##### Source data #####

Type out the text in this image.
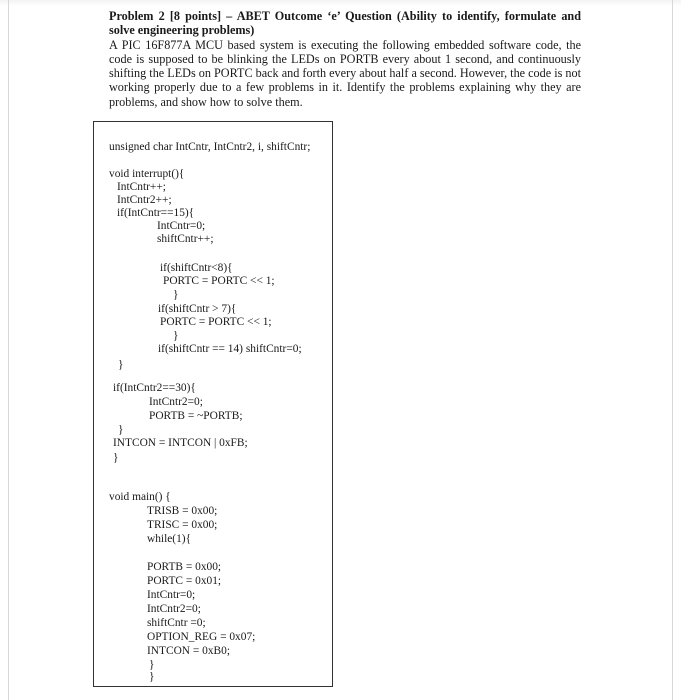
Problem 2 [8 points] – ABET Outcome ‘e’ Question (Ability to identify, formulate and solve engineering problems)

A PIC 16F877A MCU based system is executing the following embedded software code, the code is supposed to be blinking the LEDs on PORTB every about 1 second, and continuously shifting the LEDs on PORTC back and forth every about half a second. However, the code is not working properly due to a few problems in it. Identify the problems explaining why they are problems, and show how to solve them.

unsigned char IntCntr, IntCntr2, i, shiftCntr;
void interrupt(){
IntCntr++;
IntCntr2++;
if(IntCntr==15){
IntCntr=0;
shiftCntr++;
if(shiftCntr<8){
PORTC = PORTC << 1;
}
if(shiftCntr > 7){
PORTC = PORTC << 1;
}
if(shiftCntr == 14) shiftCntr=0;
}
if(IntCntr2==30){
IntCntr2=0;
PORTB = ~PORTB;
}
INTCON = INTCON | 0xFB;
}
void main() {
TRISB = 0x00;
TRISC = 0x00;
while(1){
PORTB = 0x00;
PORTC = 0x01;
IntCntr=0;
IntCntr2=0;
shiftCntr =0;
OPTION_REG = 0x07;
INTCON = 0xB0;
}
}
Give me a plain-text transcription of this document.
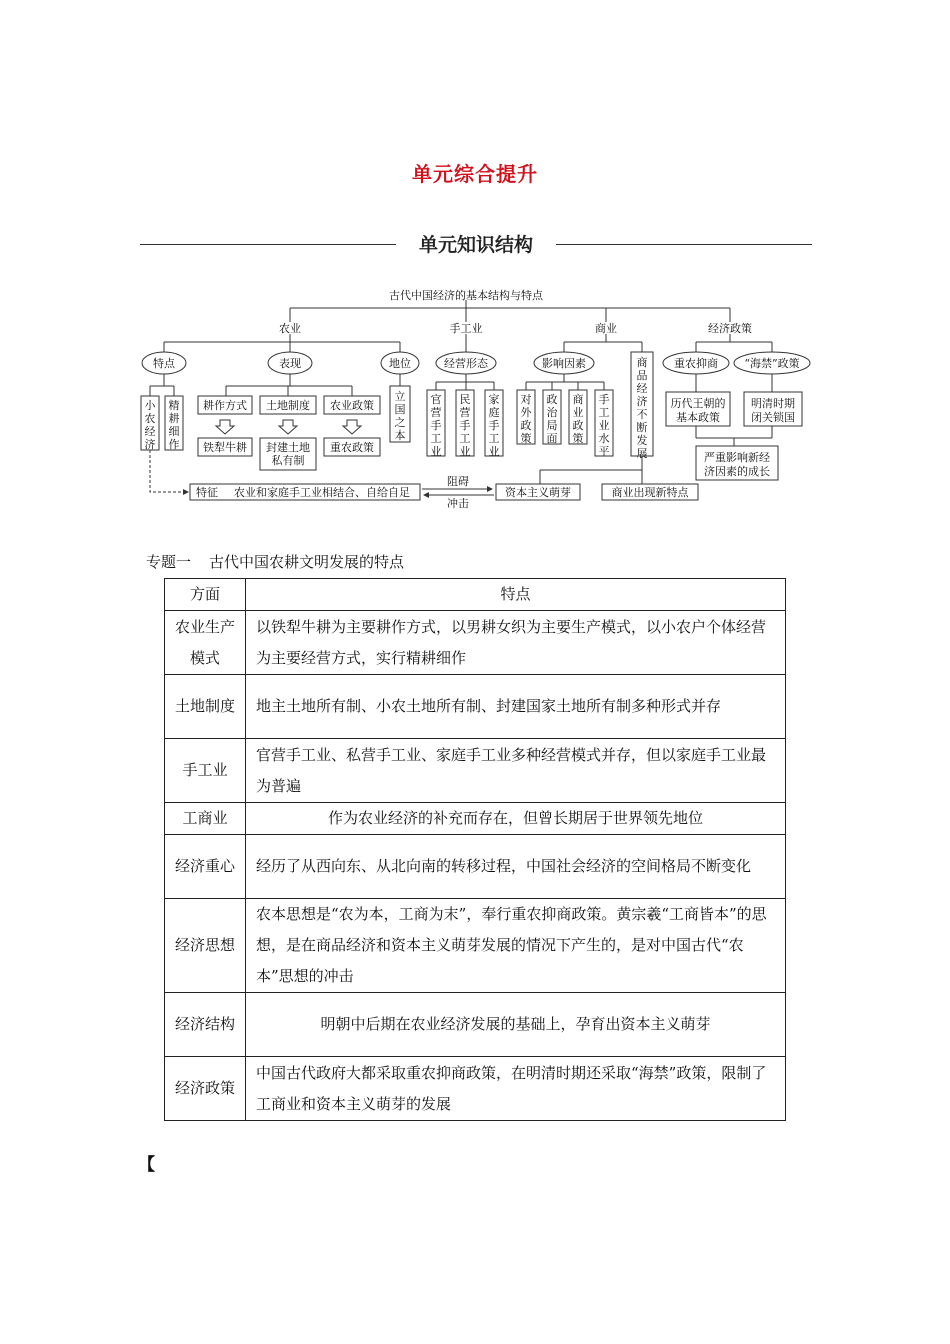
单元综合提升
单元知识结构
古代中国经济的基本结构与特点
农业	手工业	商业	经济政策
特点	表现	地位	经营形态	影响因素	重农抑商 “海禁”政策
耕作方式 土地制度 农业政策
铁犁牛耕	重农政策
历代王朝的基本政策
明清时期闭关锁国
严重影响新经济因素的成长
封建土地私有制
特征 农业和家庭手工业相结合、自给自足
阻碍
冲击
资本主义萌芽	商业出现新特点
小农经济
精耕细作
立国之本
官营手工业
民营手工业
家庭手工业
对外政策
政治局面
商业政策
手工业水平
商品经济不断发展
专题一 古代中国农耕文明发展的特点
方面	特点
农业生产模式	以铁犁牛耕为主要耕作方式，以男耕女织为主要生产模式，以小农户个体经营为主要经营方式，实行精耕细作
土地制度	地主土地所有制、小农土地所有制、封建国家土地所有制多种形式并存
手工业	官营手工业、私营手工业、家庭手工业多种经营模式并存，但以家庭手工业最为普遍
工商业	作为农业经济的补充而存在，但曾长期居于世界领先地位
经济重心	经历了从西向东、从北向南的转移过程，中国社会经济的空间格局不断变化
经济思想	农本思想是“农为本，工商为末”，奉行重农抑商政策。黄宗羲“工商皆本”的思想，是在商品经济和资本主义萌芽发展的情况下产生的，是对中国古代“农本”思想的冲击
经济结构	明朝中后期在农业经济发展的基础上，孕育出资本主义萌芽
经济政策	中国古代政府大都采取重农抑商政策，在明清时期还采取“海禁”政策，限制了工商业和资本主义萌芽的发展
【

#####

§ **What to do**
Print each of the records above exactly as written, leaving no picture in the copy.

§ **Output below**
Type out the text in this image.
Problem 2 [8 points] – ABET Outcome ‘e’ Question (Ability to identify, formulate and solve engineering problems)

A PIC 16F877A MCU based system is executing the following embedded software code, the code is supposed to be blinking the LEDs on PORTB every about 1 second, and continuously shifting the LEDs on PORTC back and forth every about half a second. However, the code is not working properly due to a few problems in it. Identify the problems explaining why they are problems, and show how to solve them.

unsigned char IntCntr, IntCntr2, i, shiftCntr;
void interrupt(){
IntCntr++;
IntCntr2++;
if(IntCntr==15){
IntCntr=0;
shiftCntr++;
if(shiftCntr<8){
PORTC = PORTC << 1;
}
if(shiftCntr > 7){
PORTC = PORTC << 1;
}
if(shiftCntr == 14) shiftCntr=0;
}
if(IntCntr2==30){
IntCntr2=0;
PORTB = ~PORTB;
}
INTCON = INTCON | 0xFB;
}
void main() {
TRISB = 0x00;
TRISC = 0x00;
while(1){
PORTB = 0x00;
PORTC = 0x01;
IntCntr=0;
IntCntr2=0;
shiftCntr =0;
OPTION_REG = 0x07;
INTCON = 0xB0;
}
}
Give me a plain-text transcription of this document.
单元综合提升
单元知识结构
古代中国经济的基本结构与特点
农业	手工业	商业	经济政策
特点	表现	地位	经营形态	影响因素	重农抑商 “海禁”政策
耕作方式 土地制度 农业政策
铁犁牛耕	重农政策
历代王朝的基本政策
明清时期闭关锁国
严重影响新经济因素的成长
封建土地私有制
特征 农业和家庭手工业相结合、自给自足
阻碍
冲击
资本主义萌芽	商业出现新特点
小农经济
精耕细作
立国之本
官营手工业
民营手工业
家庭手工业
对外政策
政治局面
商业政策
手工业水平
商品经济不断发展
专题一 古代中国农耕文明发展的特点
方面	特点
农业生产模式	以铁犁牛耕为主要耕作方式，以男耕女织为主要生产模式，以小农户个体经营为主要经营方式，实行精耕细作
土地制度	地主土地所有制、小农土地所有制、封建国家土地所有制多种形式并存
手工业	官营手工业、私营手工业、家庭手工业多种经营模式并存，但以家庭手工业最为普遍
工商业	作为农业经济的补充而存在，但曾长期居于世界领先地位
经济重心	经历了从西向东、从北向南的转移过程，中国社会经济的空间格局不断变化
经济思想	农本思想是“农为本，工商为末”，奉行重农抑商政策。黄宗羲“工商皆本”的思想，是在商品经济和资本主义萌芽发展的情况下产生的，是对中国古代“农本”思想的冲击
经济结构	明朝中后期在农业经济发展的基础上，孕育出资本主义萌芽
经济政策	中国古代政府大都采取重农抑商政策，在明清时期还采取“海禁”政策，限制了工商业和资本主义萌芽的发展
【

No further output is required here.